What is being asked:
Please say how many lines in the records contain the word "dagliga", giving only the number.
*** Opening Input data ***
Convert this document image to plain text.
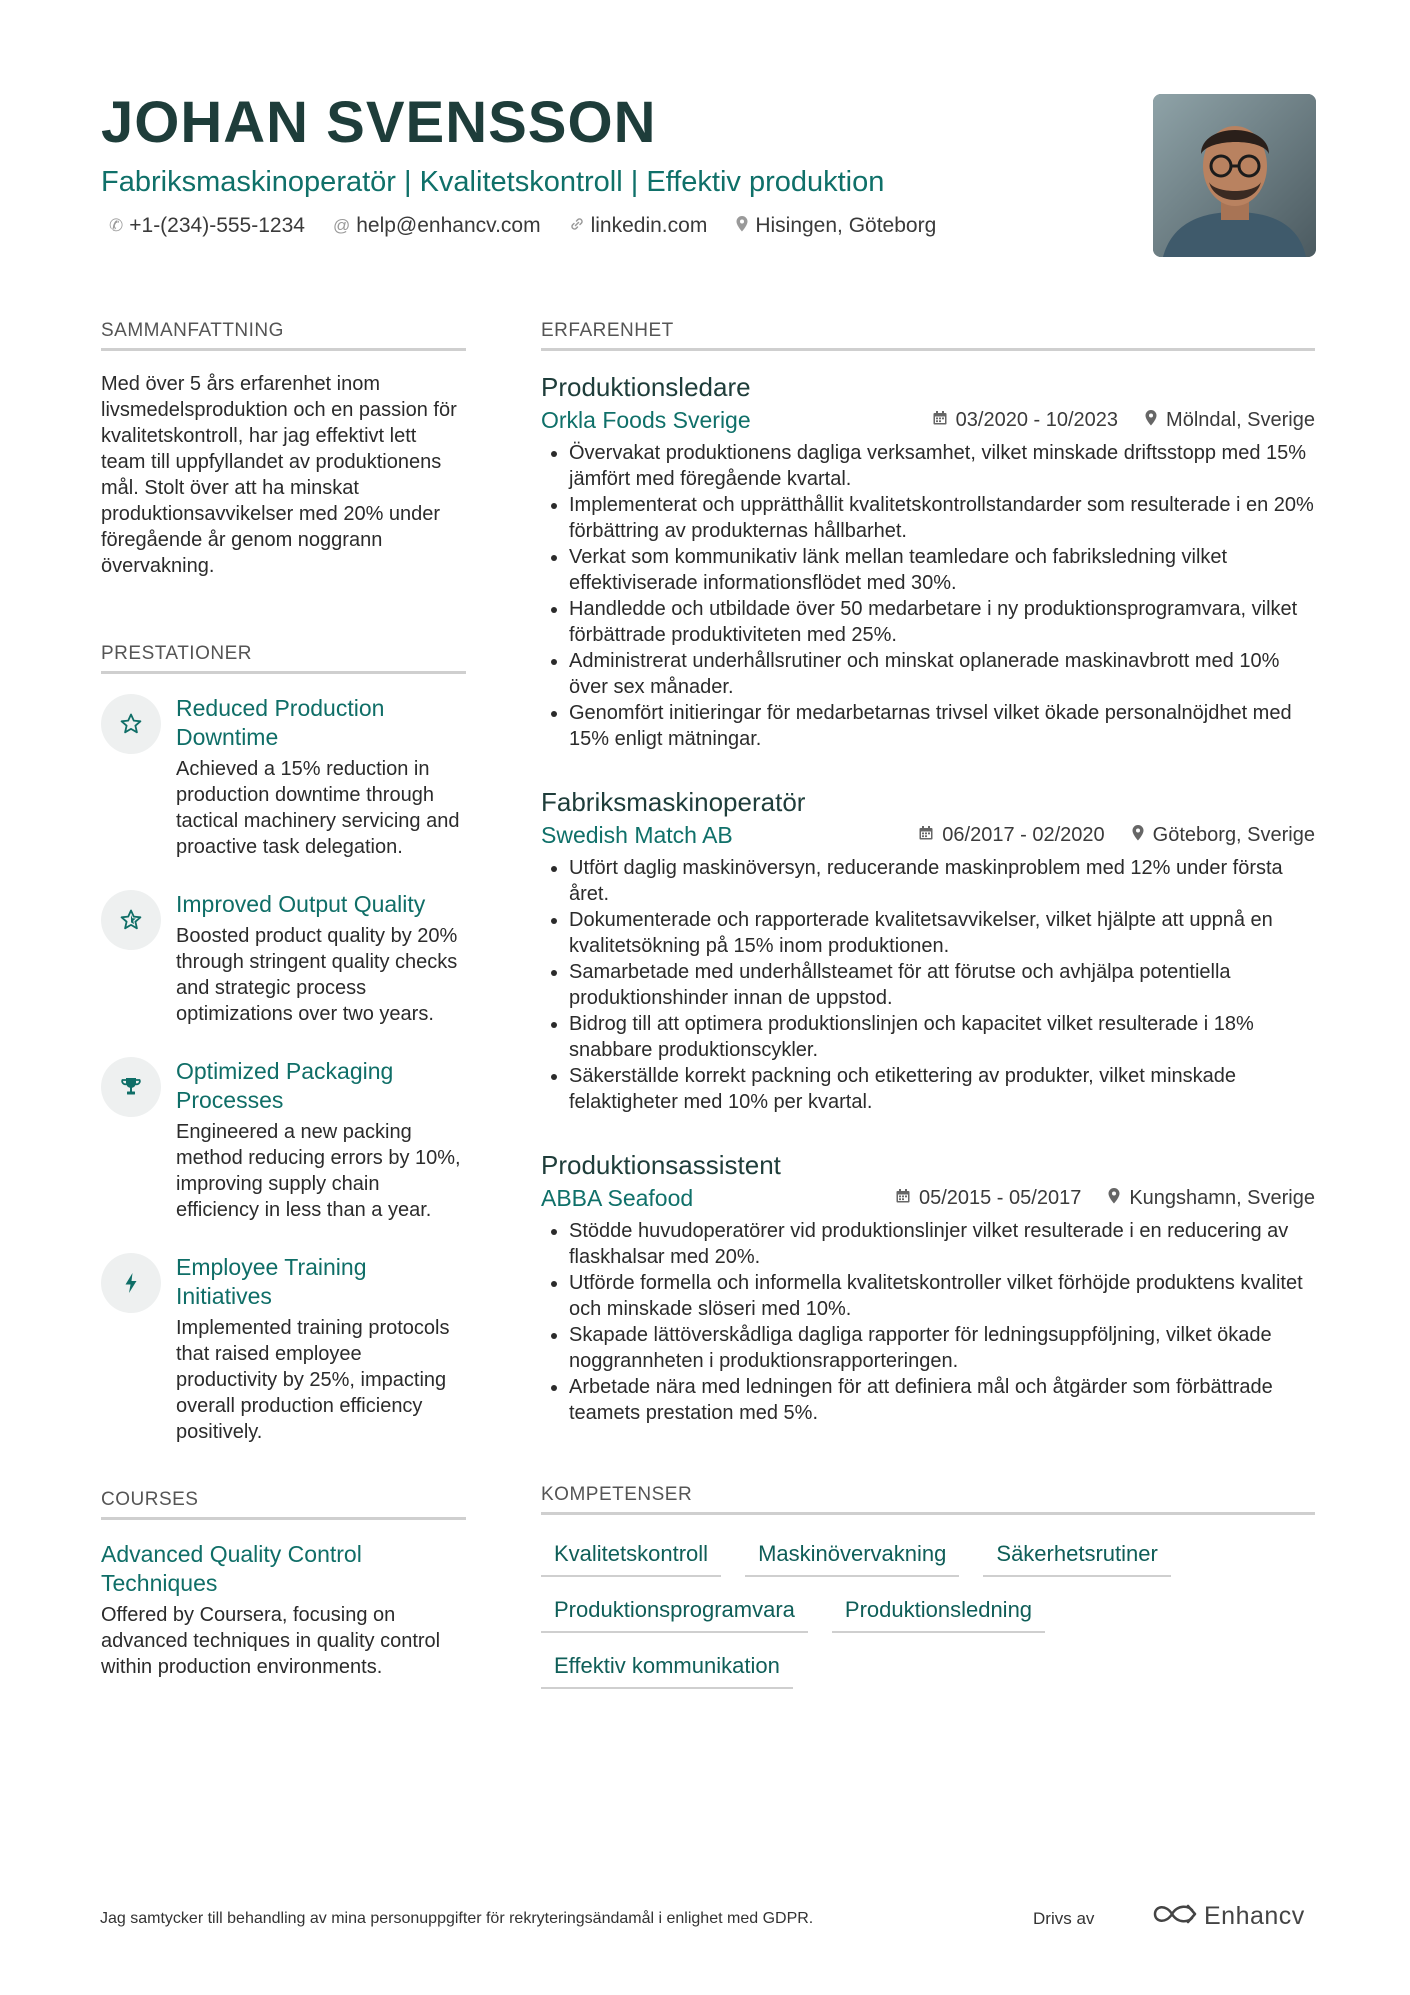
JOHAN SVENSSON
Fabriksmaskinoperatör | Kvalitetskontroll | Effektiv produktion
✆ +1-(234)-555-1234 @ help@enhancv.com linkedin.com Hisingen, Göteborg
SAMMANFATTNING
Med över 5 års erfarenhet inom livsmedelsproduktion och en passion för kvalitetskontroll, har jag effektivt lett team till uppfyllandet av produktionens mål. Stolt över att ha minskat produktionsavvikelser med 20% under föregående år genom noggrann övervakning.
PRESTATIONER
Reduced Production Downtime
Achieved a 15% reduction in production downtime through tactical machinery servicing and proactive task delegation.
Improved Output Quality
Boosted product quality by 20% through stringent quality checks and strategic process optimizations over two years.
Optimized Packaging Processes
Engineered a new packing method reducing errors by 10%, improving supply chain efficiency in less than a year.
Employee Training Initiatives
Implemented training protocols that raised employee productivity by 25%, impacting overall production efficiency positively.
COURSES
Advanced Quality Control Techniques
Offered by Coursera, focusing on advanced techniques in quality control within production environments.
ERFARENHET
Produktionsledare
Orkla Foods Sverige	03/2020 - 10/2023 Mölndal, Sverige
• Övervakat produktionens dagliga verksamhet, vilket minskade driftsstopp med 15% jämfört med föregående kvartal.
• Implementerat och upprätthållit kvalitetskontrollstandarder som resulterade i en 20% förbättring av produkternas hållbarhet.
• Verkat som kommunikativ länk mellan teamledare och fabriksledning vilket effektiviserade informationsflödet med 30%.
• Handledde och utbildade över 50 medarbetare i ny produktionsprogramvara, vilket förbättrade produktiviteten med 25%.
• Administrerat underhållsrutiner och minskat oplanerade maskinavbrott med 10% över sex månader.
• Genomfört initieringar för medarbetarnas trivsel vilket ökade personalnöjdhet med 15% enligt mätningar.
Fabriksmaskinoperatör
Swedish Match AB	06/2017 - 02/2020 Göteborg, Sverige
• Utfört daglig maskinöversyn, reducerande maskinproblem med 12% under första året.
• Dokumenterade och rapporterade kvalitetsavvikelser, vilket hjälpte att uppnå en kvalitetsökning på 15% inom produktionen.
• Samarbetade med underhållsteamet för att förutse och avhjälpa potentiella produktionshinder innan de uppstod.
• Bidrog till att optimera produktionslinjen och kapacitet vilket resulterade i 18% snabbare produktionscykler.
• Säkerställde korrekt packning och etikettering av produkter, vilket minskade felaktigheter med 10% per kvartal.
Produktionsassistent
ABBA Seafood	05/2015 - 05/2017 Kungshamn, Sverige
• Stödde huvudoperatörer vid produktionslinjer vilket resulterade i en reducering av flaskhalsar med 20%.
• Utförde formella och informella kvalitetskontroller vilket förhöjde produktens kvalitet och minskade slöseri med 10%.
• Skapade lättöverskådliga dagliga rapporter för ledningsuppföljning, vilket ökade noggrannheten i produktionsrapporteringen.
• Arbetade nära med ledningen för att definiera mål och åtgärder som förbättrade teamets prestation med 5%.
KOMPETENSER
Kvalitetskontroll	Maskinövervakning	Säkerhetsrutiner
Produktionsprogramvara	Produktionsledning
Effektiv kommunikation
Jag samtycker till behandling av mina personuppgifter för rekryteringsändamål i enlighet med GDPR.	Drivs av	Enhancv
*** Closing Input data ***
Solution to this task:
2